#### READING TEXT
- Born: 22 December 1971 (age 54) Fujisawa, Kanagawa, Japan
- Occupations: Actress and gravure model
- Years active: 1988–present
- Spouse: Sōichi Umezawa ​(m. 2005)​
- Children: 3

= Asuka Kurosawa =

Japanese actress and model

Asuka Kurosawa (黒沢あすか, Kurosawa Asuka) is a Japanese actress and gravure model. She has appeared in more than 20 films since 1988.

==Selected filmography==

===Film===

| Year | Title | Role | Notes | Ref. |
| 2002 | A Snake of June | Rinko Tatsumi | Lead role |  |
| 2005 | Déracine | Kyoko Tachibana |  |  |
| 2006 | Memories of Matsuko | Megumi Sawamura |  |  |
| 2021 | Suicide Forest Village |  |  |  |
| 2022 | Intimate Stranger | Megumi Ishikawa | Lead role |  |
| 2023 | Saga Saga |  |  |  |
| Yoko | Kumiko Tachibana |  |  |
| The Innocent Game |  |  |  |
| 2024 | Performing Kaoru's Funeral |  |  |  |
| Ayume | Yuri | Lead role |  |
| 2025 | Teki Cometh | Nobuko Watanabe |  |  |
| 2026 | Cry Out |  |  |  |
| Mentor | Naomi Igawa |  |  |
| Dot to Dot: Will I Be Single Forever? |  |  |  |

===Television===

| Year | Title | Role | Notes | Ref. |
|---|---|---|---|---|
| 1988 | Hana no Asuka-gumi! |  |  |  |
| 1993 | Asunaro Hakusho | Tokie |  |  |

==Awards==
She won the best actress award at the Tokyo Sports Film Awards for A Snake of June.
########
REQUIRED WORK
1 – Translate this sentence from the article on Asuka Kurosawa into Spanish: "She has appeared in more than 20 films since 1988."
2 – Copy the stretch of the article on Asuka Kurosawa from "- Born: 22 December" through "films since 1988." word for word.
#### SOURCE INFORMATION
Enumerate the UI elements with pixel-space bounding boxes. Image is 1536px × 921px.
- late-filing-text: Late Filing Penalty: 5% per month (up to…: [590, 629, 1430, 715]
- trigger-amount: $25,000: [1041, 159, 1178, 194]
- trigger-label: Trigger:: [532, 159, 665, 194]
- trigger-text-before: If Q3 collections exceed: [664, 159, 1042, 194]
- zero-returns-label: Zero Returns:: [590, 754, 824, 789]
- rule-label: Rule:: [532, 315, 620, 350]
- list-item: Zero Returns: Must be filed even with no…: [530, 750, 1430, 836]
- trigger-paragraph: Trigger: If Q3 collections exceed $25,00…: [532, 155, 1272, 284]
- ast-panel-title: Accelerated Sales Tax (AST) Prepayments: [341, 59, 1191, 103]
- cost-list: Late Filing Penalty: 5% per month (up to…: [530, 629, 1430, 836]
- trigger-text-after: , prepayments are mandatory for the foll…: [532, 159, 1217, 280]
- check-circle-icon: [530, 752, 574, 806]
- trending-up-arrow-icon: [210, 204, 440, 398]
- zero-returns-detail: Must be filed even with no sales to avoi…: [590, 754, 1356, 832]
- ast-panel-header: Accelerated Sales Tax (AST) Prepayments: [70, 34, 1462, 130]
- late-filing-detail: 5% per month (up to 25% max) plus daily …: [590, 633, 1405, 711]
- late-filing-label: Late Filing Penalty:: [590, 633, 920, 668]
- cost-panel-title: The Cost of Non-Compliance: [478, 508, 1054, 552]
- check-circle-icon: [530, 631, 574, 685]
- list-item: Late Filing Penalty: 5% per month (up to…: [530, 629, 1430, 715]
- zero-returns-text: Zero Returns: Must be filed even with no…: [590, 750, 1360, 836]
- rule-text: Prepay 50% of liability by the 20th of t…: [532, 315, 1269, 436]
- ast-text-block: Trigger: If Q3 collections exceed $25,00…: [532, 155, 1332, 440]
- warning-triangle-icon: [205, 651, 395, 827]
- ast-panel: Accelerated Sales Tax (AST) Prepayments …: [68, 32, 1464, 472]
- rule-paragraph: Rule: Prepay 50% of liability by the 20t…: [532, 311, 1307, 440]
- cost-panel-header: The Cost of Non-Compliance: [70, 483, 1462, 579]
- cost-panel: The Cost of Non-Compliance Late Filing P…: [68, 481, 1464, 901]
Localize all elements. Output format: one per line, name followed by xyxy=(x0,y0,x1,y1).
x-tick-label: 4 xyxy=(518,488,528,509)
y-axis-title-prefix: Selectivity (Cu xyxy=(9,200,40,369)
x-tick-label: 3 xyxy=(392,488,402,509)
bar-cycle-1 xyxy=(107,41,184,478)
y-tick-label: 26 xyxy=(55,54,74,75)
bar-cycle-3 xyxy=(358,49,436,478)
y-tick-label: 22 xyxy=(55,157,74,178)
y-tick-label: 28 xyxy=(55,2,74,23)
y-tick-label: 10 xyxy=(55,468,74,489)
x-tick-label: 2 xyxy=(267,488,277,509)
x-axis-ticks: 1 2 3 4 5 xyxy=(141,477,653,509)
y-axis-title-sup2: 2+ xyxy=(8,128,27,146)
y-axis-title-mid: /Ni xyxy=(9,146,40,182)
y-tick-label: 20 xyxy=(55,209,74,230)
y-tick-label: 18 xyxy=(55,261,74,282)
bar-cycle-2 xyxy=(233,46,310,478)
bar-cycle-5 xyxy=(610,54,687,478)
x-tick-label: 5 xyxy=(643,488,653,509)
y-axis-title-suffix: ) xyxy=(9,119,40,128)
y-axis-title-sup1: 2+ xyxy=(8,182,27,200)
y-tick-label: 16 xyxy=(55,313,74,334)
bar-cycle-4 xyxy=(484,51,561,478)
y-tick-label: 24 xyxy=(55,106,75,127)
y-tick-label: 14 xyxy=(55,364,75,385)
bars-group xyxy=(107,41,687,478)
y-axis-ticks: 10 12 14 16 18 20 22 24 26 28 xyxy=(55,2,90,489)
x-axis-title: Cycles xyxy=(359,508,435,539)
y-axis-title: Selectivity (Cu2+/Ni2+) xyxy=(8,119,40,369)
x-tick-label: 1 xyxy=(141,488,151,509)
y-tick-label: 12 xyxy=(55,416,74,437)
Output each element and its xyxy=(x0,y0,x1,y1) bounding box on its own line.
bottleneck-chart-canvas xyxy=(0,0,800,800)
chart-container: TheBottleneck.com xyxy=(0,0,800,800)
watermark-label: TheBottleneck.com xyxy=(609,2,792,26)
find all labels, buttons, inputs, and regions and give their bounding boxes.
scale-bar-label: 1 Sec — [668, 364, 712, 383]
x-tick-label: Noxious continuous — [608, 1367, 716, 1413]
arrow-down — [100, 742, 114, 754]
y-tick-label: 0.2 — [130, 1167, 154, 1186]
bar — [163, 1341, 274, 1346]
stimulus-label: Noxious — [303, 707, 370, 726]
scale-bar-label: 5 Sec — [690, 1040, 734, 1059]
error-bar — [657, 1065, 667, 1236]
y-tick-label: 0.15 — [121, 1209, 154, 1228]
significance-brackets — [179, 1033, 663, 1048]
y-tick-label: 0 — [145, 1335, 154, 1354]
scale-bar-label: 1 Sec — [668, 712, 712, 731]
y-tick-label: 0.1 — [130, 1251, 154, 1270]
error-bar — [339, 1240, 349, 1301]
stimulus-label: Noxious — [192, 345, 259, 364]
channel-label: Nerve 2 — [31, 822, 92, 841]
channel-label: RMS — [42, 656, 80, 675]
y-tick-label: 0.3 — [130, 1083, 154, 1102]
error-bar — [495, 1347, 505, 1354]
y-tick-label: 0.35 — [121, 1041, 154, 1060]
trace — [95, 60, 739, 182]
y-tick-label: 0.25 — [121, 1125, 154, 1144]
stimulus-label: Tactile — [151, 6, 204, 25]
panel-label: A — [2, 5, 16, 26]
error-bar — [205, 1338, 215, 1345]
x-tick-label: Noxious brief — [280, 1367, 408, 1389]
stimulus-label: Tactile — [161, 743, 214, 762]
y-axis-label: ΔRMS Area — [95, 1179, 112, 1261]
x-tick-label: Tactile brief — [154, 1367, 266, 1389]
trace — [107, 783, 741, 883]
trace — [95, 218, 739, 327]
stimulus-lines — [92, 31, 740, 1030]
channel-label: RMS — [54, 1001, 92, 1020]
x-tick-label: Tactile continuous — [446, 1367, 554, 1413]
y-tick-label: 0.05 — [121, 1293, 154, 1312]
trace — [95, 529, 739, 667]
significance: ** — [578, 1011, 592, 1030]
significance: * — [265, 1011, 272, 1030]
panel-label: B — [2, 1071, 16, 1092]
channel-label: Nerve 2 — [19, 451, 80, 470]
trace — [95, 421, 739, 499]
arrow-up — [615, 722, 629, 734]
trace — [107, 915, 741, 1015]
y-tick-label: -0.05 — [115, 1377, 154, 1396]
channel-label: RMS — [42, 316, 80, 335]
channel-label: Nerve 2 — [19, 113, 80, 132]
########
ANSWERS TO THE EXERCISES
1 – Ha aparecido en más de 20 películas desde 1988.

2 –
- Born: 22 December 1971 (age 54) Fujisawa, Kanagawa, Japan
- Occupations: Actress and gravure model
- Years active: 1988–present
- Spouse: Sōichi Umezawa ​(m. 2005)​
- Children: 3

= Asuka Kurosawa =

Japanese actress and model

Asuka Kurosawa (黒沢あすか, Kurosawa Asuka) is a Japanese actress and gravure model. She has appeared in more than 20 films since 1988.